* _SHORT EXERCISE_:
Show all lines that include the string "vriendelijk"; copy each one.

╭──

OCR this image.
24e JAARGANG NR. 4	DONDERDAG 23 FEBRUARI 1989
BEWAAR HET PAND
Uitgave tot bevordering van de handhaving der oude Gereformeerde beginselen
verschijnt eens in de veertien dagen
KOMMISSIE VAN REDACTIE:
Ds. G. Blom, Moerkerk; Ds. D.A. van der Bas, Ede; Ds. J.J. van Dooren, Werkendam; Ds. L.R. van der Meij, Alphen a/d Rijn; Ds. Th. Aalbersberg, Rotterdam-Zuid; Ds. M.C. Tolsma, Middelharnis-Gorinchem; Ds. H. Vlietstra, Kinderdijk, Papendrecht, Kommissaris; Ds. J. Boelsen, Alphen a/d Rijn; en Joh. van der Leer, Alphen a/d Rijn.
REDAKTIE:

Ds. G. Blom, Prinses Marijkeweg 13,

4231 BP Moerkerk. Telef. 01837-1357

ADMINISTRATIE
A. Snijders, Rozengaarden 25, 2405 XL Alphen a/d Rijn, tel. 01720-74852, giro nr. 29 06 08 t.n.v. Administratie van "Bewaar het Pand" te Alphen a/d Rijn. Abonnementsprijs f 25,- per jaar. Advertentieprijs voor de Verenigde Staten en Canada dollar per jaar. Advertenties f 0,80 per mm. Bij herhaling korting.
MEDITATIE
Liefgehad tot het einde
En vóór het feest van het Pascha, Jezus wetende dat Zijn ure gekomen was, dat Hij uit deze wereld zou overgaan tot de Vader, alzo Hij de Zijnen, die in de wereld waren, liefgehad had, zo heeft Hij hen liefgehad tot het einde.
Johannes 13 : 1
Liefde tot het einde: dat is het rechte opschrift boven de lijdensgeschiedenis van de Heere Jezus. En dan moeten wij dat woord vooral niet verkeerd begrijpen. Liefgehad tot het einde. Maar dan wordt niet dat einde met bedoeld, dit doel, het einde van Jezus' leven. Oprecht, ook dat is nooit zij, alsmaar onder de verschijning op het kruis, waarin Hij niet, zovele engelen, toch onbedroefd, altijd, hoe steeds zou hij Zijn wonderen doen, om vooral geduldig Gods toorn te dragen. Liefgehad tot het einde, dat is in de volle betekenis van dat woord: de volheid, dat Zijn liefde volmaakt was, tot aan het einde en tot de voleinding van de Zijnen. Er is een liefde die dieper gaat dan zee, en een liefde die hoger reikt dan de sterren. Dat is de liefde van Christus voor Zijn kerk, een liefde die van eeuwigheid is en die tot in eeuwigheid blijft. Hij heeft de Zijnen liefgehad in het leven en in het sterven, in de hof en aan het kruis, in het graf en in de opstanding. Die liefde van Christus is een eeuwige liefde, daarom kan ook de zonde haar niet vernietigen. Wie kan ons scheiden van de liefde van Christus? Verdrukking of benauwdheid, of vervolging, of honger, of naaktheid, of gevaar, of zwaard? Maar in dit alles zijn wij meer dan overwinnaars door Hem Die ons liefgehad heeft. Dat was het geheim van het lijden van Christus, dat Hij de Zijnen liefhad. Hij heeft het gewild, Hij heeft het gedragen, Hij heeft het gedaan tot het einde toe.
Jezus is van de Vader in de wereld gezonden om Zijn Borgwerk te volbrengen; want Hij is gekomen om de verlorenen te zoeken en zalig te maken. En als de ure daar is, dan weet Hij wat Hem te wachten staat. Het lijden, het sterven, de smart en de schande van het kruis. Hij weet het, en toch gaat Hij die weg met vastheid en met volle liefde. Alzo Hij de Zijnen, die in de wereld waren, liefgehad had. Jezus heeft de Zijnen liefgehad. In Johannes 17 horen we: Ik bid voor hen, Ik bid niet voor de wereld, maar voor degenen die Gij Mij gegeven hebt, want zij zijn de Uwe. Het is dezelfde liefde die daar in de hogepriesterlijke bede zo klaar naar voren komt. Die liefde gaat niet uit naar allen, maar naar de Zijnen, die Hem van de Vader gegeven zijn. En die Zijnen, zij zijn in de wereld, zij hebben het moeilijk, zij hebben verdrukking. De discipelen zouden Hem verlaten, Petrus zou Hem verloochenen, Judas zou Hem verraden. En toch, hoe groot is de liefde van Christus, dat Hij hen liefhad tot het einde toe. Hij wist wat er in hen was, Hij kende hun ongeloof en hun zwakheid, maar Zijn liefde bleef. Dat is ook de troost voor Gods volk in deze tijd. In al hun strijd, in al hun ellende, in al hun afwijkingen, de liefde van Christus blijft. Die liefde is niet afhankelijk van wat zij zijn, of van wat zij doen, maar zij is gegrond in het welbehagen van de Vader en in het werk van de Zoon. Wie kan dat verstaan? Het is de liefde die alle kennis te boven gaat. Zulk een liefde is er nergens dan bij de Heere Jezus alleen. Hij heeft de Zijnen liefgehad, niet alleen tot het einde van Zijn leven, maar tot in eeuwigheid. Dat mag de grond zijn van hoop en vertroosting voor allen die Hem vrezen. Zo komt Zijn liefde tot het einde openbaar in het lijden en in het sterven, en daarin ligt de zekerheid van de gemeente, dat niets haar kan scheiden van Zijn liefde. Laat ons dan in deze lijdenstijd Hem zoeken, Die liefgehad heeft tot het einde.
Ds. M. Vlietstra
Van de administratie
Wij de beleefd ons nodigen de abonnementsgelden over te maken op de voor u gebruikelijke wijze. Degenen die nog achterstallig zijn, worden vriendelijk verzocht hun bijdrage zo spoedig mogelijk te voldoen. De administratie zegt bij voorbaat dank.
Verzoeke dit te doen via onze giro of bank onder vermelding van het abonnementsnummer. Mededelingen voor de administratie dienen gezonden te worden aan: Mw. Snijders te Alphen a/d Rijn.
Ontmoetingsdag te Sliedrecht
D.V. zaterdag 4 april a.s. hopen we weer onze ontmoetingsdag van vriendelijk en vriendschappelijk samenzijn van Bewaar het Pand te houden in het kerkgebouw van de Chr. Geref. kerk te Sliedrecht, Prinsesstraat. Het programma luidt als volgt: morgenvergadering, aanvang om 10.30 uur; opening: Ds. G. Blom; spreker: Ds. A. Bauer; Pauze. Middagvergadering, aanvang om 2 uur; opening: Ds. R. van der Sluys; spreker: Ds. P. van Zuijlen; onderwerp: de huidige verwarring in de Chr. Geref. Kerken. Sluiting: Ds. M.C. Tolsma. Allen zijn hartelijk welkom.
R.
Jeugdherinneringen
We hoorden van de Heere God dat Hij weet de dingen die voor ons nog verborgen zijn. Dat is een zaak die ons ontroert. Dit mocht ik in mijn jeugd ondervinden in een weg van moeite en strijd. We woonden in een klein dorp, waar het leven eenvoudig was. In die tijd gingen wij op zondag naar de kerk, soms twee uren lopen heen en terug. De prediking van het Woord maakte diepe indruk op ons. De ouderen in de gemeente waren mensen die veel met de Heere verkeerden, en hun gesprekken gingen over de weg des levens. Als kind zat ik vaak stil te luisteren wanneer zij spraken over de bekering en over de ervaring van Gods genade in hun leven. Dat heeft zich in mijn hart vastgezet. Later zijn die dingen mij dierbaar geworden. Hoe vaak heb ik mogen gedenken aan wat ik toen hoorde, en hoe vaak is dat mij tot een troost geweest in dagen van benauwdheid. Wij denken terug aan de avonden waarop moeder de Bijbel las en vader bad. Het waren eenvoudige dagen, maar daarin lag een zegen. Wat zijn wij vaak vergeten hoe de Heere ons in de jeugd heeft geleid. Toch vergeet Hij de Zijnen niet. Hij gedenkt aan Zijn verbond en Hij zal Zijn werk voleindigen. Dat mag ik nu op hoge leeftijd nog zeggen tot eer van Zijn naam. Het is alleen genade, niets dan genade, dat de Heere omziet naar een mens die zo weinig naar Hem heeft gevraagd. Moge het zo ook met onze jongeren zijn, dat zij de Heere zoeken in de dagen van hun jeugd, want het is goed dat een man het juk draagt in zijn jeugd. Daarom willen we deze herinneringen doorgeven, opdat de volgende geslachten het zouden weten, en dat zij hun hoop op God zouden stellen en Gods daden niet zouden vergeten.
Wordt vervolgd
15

╰──

* _FULL OUTPUT_:
Wij de beleefd ons nodigen de abonnementsgelden over te maken op de voor u gebruikelijke wijze. Degenen die nog achterstallig zijn, worden vriendelijk verzocht hun bijdrage zo spoedig mogelijk te voldoen. De administratie zegt bij voorbaat dank.
D.V. zaterdag 4 april a.s. hopen we weer onze ontmoetingsdag van vriendelijk en vriendschappelijk samenzijn van Bewaar het Pand te houden in het kerkgebouw van de Chr. Geref. kerk te Sliedrecht, Prinsesstraat. Het programma luidt als volgt: morgenvergadering, aanvang om 10.30 uur; opening: Ds. G. Blom; spreker: Ds. A. Bauer; Pauze. Middagvergadering, aanvang om 2 uur; opening: Ds. R. van der Sluys; spreker: Ds. P. van Zuijlen; onderwerp: de huidige verwarring in de Chr. Geref. Kerken. Sluiting: Ds. M.C. Tolsma. Allen zijn hartelijk welkom.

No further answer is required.